Set tasks ▸
A – Translate this sentence from the prodigal son passage into Spanish: "The young man finally comes to his senses, remembering his father."
B – Transcribe the prodigal son passage word for word, starting at "Your pastor brings" and ending at "to the pigs.".
C – In the prodigal son passage, list every person or group of people who appear within the story Jesus tells in the last two paragraphs.

>> BEGIN Passage

Update: I spoke to my pastor yesterday. He made a few observations I'm still digesting in light of the idea that not every situation is the same. . . .
He mentioned unconditional love. I said I was like the father in the prodigal son story. He countered that if I am, then I should not be wondering about the past at all. The father didn't ask his son if he felt bad or was sorry for the way he treated him. He expected nothing, but gave his unconditional love and welcomed the son back. He suggested I should welcome her back the same way. Hmm....
AJM,
I'm not that familiar with your sitch, but I have read over two of your threads just now.
Your pastor brings up a great point, and I don't necessarily disagree with him. But I do think that the heart of the prodigal son (repentant, contrite) has something to do with the moral of the story. If your wife were to be unrepentantly staying out until 3am again, I think you'd have a right to enforce your boundary.
Jesus tells the story of a man who has two sons. The younger son asks his father to give him his portion of the family estate as an early inheritance. Once received, the son promptly sets off on a long journey to a distant land and begins to waste his fortune on wild living. When the money runs out, a severe famine hits the country and the son finds himself in dire circumstances. He takes a job feeding pigs. He is so destitute that he even longs to eat the food assigned to the pigs.
The young man finally comes to his senses, remembering his father. In humility, he recognizes his foolishness, decides to return to his father and ask for forgiveness and mercy. The father who had been watching and waiting, receives his son back with open arms of compassion. He is overjoyed by the return of his lost son! Immediately the father turns to his servants and asks them to prepare a giant feast in celebration.

>> END Passage
>> BEGIN Dataset extract

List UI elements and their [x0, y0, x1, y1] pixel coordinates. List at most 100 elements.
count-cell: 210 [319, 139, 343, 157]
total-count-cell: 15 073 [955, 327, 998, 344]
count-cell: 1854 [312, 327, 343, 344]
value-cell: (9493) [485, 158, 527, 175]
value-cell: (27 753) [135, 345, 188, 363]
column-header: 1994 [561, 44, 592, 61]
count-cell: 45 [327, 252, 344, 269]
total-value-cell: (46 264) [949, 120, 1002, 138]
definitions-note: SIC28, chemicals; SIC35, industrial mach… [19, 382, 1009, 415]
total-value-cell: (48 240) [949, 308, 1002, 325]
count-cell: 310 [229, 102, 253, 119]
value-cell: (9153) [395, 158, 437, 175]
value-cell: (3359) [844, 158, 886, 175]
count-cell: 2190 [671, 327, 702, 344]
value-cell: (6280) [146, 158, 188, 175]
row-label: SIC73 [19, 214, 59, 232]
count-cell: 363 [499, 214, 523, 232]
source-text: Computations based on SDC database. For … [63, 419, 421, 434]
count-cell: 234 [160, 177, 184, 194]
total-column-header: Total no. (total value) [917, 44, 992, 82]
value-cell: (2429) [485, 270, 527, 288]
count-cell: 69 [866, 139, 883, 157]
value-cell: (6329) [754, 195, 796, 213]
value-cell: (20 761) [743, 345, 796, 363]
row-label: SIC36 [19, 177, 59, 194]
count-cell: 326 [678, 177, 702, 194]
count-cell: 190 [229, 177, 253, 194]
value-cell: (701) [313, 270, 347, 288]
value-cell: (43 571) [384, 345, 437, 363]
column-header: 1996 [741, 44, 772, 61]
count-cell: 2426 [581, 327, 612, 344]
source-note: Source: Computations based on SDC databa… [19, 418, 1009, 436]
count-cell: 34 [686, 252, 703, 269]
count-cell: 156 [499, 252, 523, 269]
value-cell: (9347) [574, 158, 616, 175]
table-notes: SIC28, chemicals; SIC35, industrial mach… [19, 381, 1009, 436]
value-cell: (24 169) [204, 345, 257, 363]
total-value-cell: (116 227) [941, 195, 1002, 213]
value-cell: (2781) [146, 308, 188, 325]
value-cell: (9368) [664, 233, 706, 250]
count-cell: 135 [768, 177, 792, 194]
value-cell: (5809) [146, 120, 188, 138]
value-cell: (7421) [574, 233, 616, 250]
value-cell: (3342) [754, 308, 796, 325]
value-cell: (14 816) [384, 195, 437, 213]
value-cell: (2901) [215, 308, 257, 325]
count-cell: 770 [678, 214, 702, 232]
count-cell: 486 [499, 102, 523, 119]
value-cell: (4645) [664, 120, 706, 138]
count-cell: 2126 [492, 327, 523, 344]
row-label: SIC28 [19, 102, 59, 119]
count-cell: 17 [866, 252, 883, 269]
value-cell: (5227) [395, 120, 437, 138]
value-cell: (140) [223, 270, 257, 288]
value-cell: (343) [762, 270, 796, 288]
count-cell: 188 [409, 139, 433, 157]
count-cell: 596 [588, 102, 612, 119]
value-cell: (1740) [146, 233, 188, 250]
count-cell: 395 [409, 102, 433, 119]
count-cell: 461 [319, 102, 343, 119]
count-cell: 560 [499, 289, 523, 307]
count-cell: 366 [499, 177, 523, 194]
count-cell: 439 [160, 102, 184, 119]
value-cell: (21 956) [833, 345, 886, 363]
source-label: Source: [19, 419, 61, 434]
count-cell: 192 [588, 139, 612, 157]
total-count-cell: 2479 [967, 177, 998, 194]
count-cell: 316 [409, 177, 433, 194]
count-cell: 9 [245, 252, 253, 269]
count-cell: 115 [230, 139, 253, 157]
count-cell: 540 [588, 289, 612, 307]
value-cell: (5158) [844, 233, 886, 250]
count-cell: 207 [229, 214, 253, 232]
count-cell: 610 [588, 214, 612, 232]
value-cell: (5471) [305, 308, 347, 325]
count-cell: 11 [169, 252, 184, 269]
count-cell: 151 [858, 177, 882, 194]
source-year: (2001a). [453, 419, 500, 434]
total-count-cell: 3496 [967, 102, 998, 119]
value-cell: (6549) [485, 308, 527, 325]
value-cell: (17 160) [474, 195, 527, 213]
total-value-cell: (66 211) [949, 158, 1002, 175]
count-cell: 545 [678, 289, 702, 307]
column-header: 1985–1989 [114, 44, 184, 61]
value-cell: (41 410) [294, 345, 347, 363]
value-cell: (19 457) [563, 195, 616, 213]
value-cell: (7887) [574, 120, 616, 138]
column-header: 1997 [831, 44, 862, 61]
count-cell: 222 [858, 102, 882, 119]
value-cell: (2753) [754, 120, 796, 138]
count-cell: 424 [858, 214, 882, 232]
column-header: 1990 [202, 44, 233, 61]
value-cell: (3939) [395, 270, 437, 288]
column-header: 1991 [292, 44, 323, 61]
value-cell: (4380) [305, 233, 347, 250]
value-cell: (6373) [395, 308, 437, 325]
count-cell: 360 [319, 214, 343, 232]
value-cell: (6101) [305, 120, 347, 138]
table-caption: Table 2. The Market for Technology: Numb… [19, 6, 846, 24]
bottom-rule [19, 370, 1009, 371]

>> END Dataset extract

Worked solutions ▸
A – El joven finalmente recapacita y se acuerda de su padre.

B –
Your pastor brings up a great point, and I don't necessarily disagree with him. But I do think that the heart of the prodigal son (repentant, contrite) has something to do with the moral of the story. If your wife were to be unrepentantly staying out until 3am again, I think you'd have a right to enforce your boundary.
Jesus tells the story of a man who has two sons. The younger son asks his father to give him his portion of the family estate as an early inheritance. Once received, the son promptly sets off on a long journey to a distant land and begins to waste his fortune on wild living. When the money runs out, a severe famine hits the country and the son finds himself in dire circumstances. He takes a job feeding pigs. He is so destitute that he even longs to eat the food assigned to the pigs.

C –
- The man, who is the father
- The younger son
- The other of the man's two sons
- The father's servants